* **Exercise task**: Retype the passage from the article on big-money transfers between Premier League clubs, from "Ultimately, though, this" up to and including "August 2020, £41m)".

* **Passage given**:
[start]

With Kalvin Phillips on his way to Manchester City, Raheem Sterling apparently set for Chelsea and the Brazilian trio of Raphinha, Richarlison and Gabriel Jesus all at various stages of progress on their own much-touted moves this looks like being a bumper summer for big-money intra-Premier League transfers.
But how have previous such moves worked out for the players involved? We’ve ranked every previous such move between Premier League clubs and set an entirely arbitrary ‘big-money’ benchmark of £40m and then inevitably had to guess in the margins because undisclosed fees are the scourge of the industry and more importantly this kind of feature.
Ultimately, though, this doesn’t matter too much here because we’re ranking the success of the move rather than the size of the fee, which is but one small factor in our very scientific (ahem) calculations and we have to cut things off somewhere. Got it? Grand, let’s crack on.
15) Gylfi Sigurdsson (Swansea to Everton, August 2017, £45m)
Was quite good but never really £45m good for Everton and then <redacted>.
14) Nathan Ake (Bournemouth to Manchester City, August 2020, £41m)
Might actually have been a smidge under £40m, it depends which reported fee you choose to believe and probably involves a bit of exchange-rate chicanery to sneak it over the £40m cut-off, but we’ve done so as a reminder that even City can get this wrong because, as you’ll see later on in this list, they generally get this quite sickeningly right. Sure, City’s detractors may have a point when complaining that they get to play the game on easy mode but their hit rate when spending £40m-£60m on a footballer is absurdly high. So, with all due respect to the Dutch centre-back, let us revel in this one that went so horribly wrong that he did an adequate job when called upon, allowing City to recoup pretty close to what they spent on him should they decide to cash in and sell him to any one of four or five Premier League suitors. Damn you, City!
13) Romelu Lukaku (Everton to Manchester United, July 2017, £75m)
Now only his second most disastrous and eye-wateringly expensive move to a Premier League club so that’s…something. His numbers at United really weren’t all that bad – especially in light of his struggles last season at Chelsea – but he never truly seemed settled at United, especially once Jose Mourinho had made way for Ole Gunnar Solskjaer. Managed 16 Premier League goals in his first season and 12 in his second with United which at the time, and in the context of a 25-goal season for Everton that prompted United to make their expensive move, seemed disappointing. With our 20-20 hindsight and a fraught, eight-goal season for Chelsea before heading back to the comfort blanket of Inter, it looks like a golden age.
12) Aaron Wan-Bissaka (Crystal Palace to Manchester United, June 2019, £45m)

[end]

* **Entries supplied**:
[start]

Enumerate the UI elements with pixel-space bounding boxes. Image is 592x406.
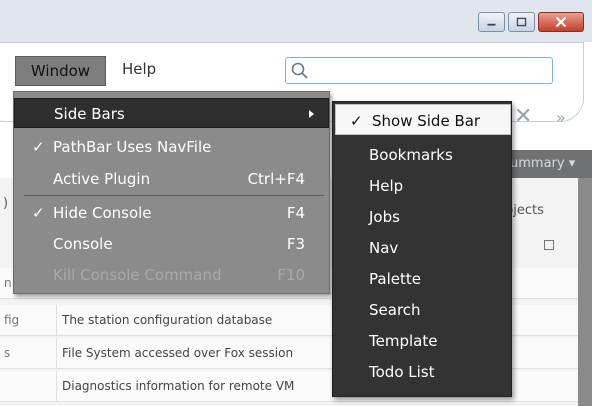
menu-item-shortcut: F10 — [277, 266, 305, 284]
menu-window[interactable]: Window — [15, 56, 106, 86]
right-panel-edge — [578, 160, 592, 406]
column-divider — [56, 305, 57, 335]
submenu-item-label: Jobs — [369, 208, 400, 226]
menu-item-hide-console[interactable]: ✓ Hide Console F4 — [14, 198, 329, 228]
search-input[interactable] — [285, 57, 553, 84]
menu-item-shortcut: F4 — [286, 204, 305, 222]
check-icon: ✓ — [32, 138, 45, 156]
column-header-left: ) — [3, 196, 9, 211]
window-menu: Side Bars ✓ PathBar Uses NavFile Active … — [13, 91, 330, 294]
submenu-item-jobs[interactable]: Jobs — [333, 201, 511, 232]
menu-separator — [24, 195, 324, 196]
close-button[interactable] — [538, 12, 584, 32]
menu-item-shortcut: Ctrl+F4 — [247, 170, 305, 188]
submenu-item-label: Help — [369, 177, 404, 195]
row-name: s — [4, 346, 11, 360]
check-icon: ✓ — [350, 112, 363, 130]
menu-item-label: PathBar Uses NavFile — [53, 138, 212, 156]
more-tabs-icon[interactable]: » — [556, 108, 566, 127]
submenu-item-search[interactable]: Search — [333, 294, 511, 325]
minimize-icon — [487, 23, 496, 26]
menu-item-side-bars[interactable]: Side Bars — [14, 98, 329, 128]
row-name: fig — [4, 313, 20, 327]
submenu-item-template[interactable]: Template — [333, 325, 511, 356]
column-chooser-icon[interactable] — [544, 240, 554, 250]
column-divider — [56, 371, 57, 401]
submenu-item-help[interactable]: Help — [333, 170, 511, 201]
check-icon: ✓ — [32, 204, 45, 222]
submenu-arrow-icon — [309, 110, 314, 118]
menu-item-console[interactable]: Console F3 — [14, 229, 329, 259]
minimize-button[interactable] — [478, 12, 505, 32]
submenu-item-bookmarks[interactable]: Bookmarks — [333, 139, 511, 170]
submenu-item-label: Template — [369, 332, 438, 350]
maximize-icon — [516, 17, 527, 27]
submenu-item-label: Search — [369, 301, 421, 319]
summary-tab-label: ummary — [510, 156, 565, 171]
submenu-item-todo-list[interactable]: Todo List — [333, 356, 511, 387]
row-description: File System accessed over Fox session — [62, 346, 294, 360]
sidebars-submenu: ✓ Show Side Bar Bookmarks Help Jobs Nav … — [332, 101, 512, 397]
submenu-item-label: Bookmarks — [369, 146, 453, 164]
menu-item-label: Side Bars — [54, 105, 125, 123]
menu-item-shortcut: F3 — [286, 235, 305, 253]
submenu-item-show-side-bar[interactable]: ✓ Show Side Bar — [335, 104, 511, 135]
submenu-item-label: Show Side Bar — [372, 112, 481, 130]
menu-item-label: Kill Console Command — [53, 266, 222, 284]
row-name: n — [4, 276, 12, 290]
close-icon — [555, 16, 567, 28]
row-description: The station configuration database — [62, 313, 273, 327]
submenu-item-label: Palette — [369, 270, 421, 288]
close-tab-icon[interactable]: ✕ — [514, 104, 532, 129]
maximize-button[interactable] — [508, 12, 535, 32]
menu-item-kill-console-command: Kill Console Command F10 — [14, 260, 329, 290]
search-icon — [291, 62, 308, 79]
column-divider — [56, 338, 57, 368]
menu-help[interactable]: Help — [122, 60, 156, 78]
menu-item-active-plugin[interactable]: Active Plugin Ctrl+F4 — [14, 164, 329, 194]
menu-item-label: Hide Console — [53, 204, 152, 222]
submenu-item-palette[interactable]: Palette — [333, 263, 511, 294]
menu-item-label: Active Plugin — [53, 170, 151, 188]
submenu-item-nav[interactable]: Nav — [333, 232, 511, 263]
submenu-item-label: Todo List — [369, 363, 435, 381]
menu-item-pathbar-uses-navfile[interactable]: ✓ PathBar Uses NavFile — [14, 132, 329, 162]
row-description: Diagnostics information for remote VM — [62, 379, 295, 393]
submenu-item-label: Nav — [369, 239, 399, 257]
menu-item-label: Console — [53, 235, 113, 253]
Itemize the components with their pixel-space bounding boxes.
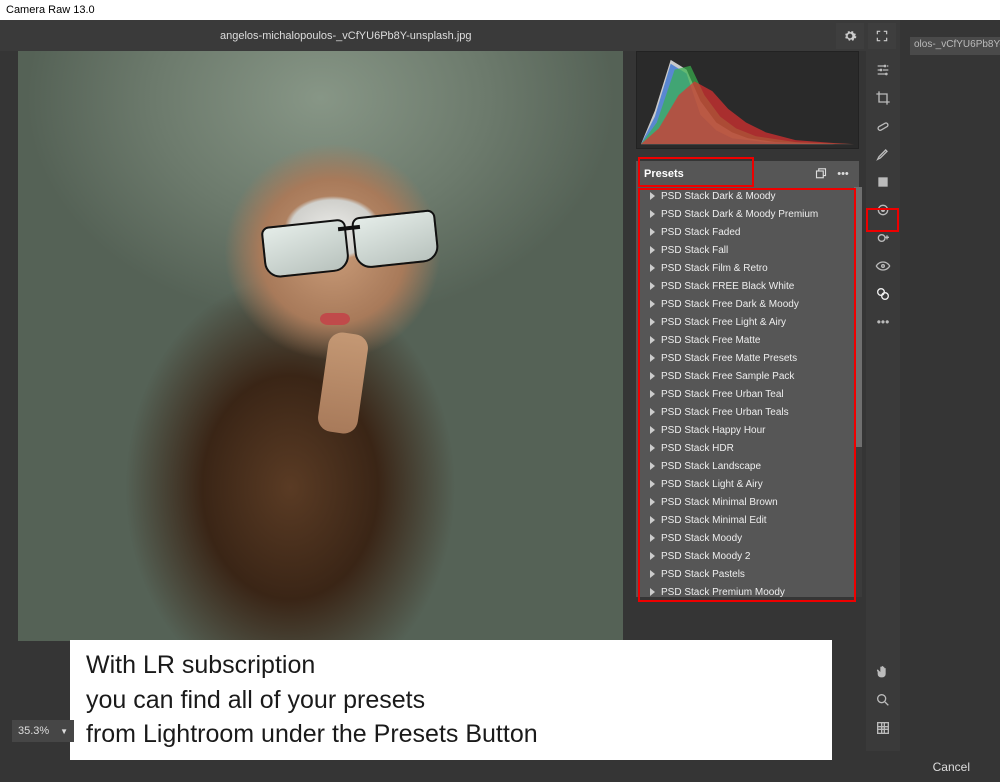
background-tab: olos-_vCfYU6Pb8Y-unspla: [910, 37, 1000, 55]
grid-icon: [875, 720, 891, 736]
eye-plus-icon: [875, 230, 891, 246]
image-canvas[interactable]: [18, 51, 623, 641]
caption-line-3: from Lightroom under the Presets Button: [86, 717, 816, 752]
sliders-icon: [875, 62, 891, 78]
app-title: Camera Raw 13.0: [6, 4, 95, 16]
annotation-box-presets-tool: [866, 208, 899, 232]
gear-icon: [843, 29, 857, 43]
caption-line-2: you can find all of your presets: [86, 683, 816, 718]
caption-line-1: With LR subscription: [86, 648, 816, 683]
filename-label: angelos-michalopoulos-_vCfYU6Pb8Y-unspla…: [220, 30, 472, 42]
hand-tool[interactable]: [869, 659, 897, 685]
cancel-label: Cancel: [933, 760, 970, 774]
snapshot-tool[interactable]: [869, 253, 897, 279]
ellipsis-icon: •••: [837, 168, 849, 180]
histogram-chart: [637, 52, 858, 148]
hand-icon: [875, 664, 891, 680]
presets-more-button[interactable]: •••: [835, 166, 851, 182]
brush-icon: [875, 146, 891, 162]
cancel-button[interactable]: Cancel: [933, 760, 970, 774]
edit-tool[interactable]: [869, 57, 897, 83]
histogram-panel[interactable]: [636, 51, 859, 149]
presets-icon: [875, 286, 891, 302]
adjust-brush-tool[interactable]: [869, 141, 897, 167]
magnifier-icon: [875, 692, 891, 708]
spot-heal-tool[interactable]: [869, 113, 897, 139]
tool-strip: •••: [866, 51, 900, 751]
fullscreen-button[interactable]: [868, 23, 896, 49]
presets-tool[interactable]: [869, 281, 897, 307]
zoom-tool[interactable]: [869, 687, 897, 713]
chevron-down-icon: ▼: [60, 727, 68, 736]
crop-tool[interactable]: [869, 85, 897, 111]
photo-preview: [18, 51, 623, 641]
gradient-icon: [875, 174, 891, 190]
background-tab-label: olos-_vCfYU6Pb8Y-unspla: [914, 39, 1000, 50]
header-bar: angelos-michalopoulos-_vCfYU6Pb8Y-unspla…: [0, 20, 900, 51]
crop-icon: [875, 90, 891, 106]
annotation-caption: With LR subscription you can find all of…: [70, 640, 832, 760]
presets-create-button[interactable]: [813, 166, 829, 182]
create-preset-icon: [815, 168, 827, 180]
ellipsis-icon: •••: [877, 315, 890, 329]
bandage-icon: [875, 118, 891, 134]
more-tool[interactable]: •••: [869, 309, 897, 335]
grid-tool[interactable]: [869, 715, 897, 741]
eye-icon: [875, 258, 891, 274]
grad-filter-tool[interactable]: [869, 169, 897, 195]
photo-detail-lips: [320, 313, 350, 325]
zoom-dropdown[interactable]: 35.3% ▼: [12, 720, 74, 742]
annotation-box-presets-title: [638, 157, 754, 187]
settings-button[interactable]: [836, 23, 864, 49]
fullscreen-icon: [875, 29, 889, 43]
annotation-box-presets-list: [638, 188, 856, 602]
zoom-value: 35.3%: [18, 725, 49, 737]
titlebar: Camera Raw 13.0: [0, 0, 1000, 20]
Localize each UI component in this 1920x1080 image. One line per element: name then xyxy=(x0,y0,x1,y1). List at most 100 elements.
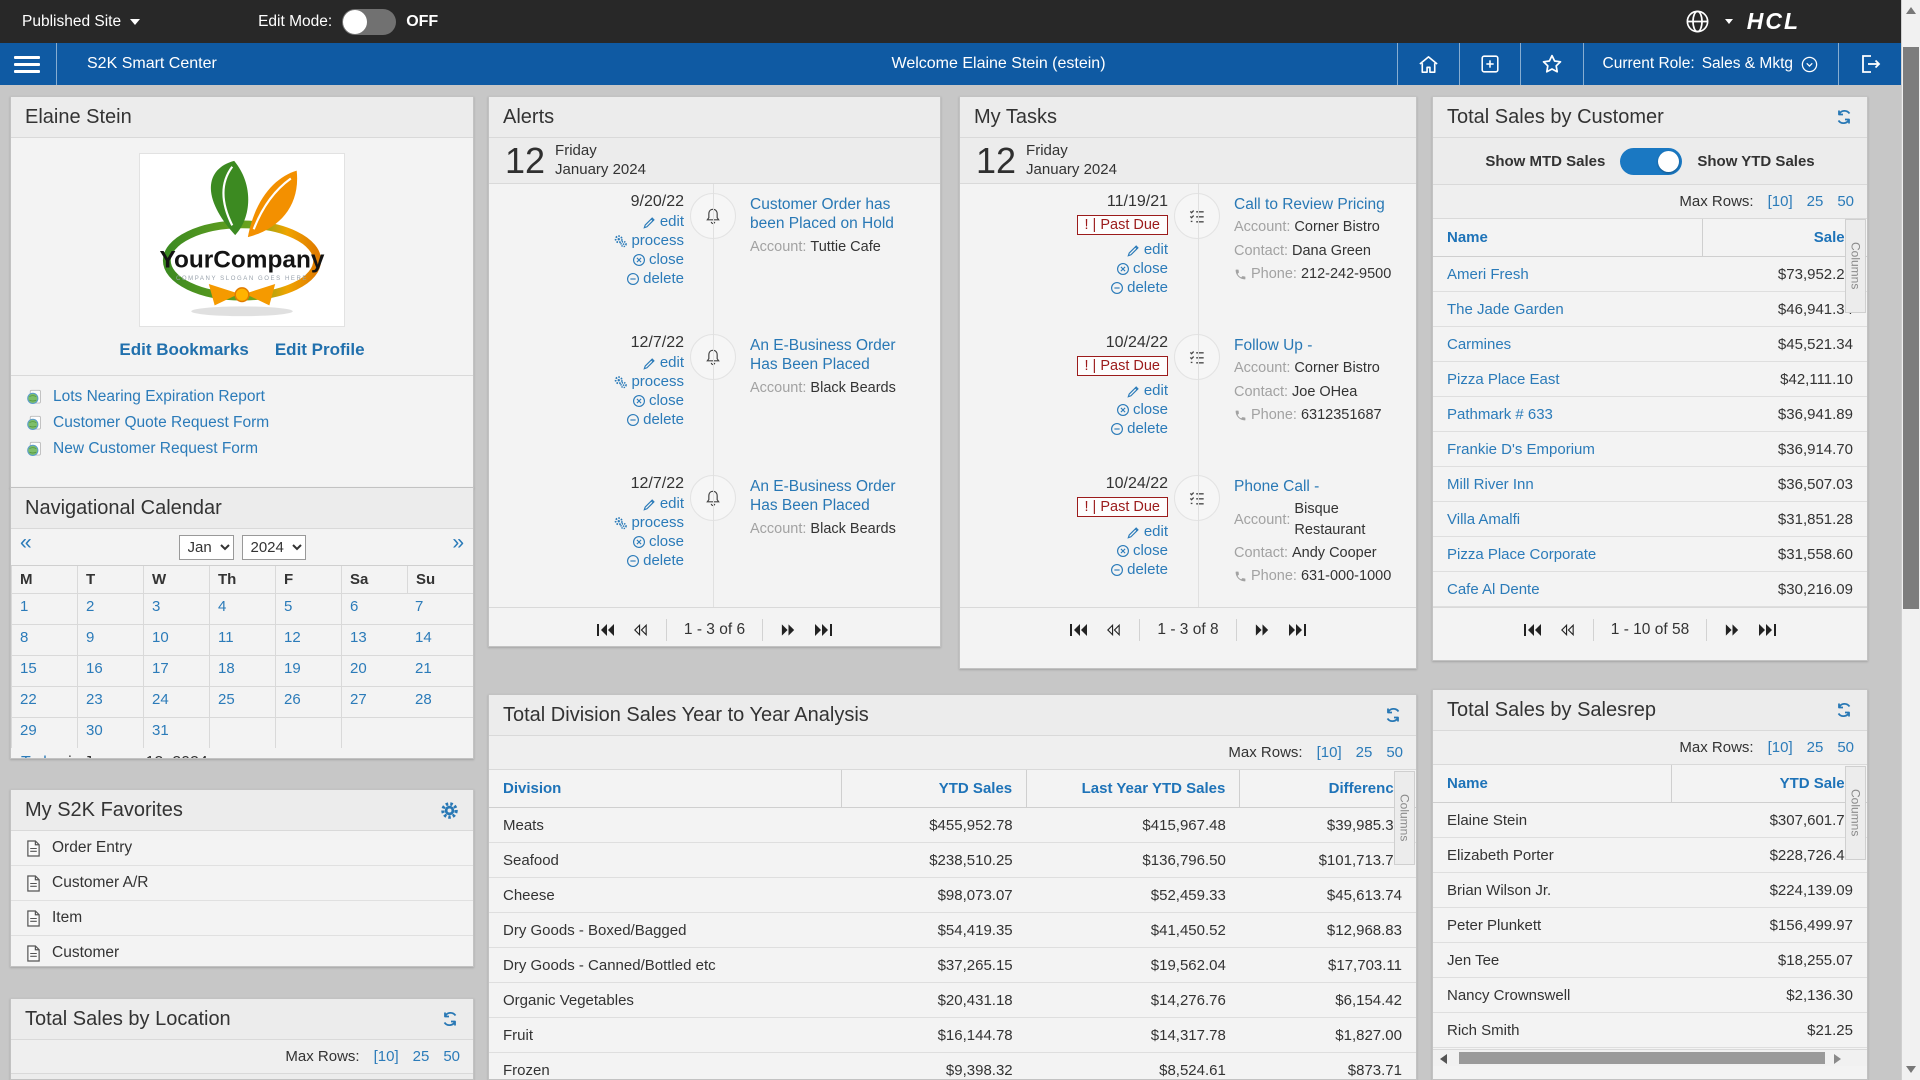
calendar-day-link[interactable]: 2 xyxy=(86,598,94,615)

[end]

* **Solution to the exercise**:
Ultimately, though, this doesn’t matter too much here because we’re ranking the success of the move rather than the size of the fee, which is but one small factor in our very scientific (ahem) calculations and we have to cut things off somewhere. Got it? Grand, let’s crack on.
15) Gylfi Sigurdsson (Swansea to Everton, August 2017, £45m)
Was quite good but never really £45m good for Everton and then <redacted>.
14) Nathan Ake (Bournemouth to Manchester City, August 2020, £41m)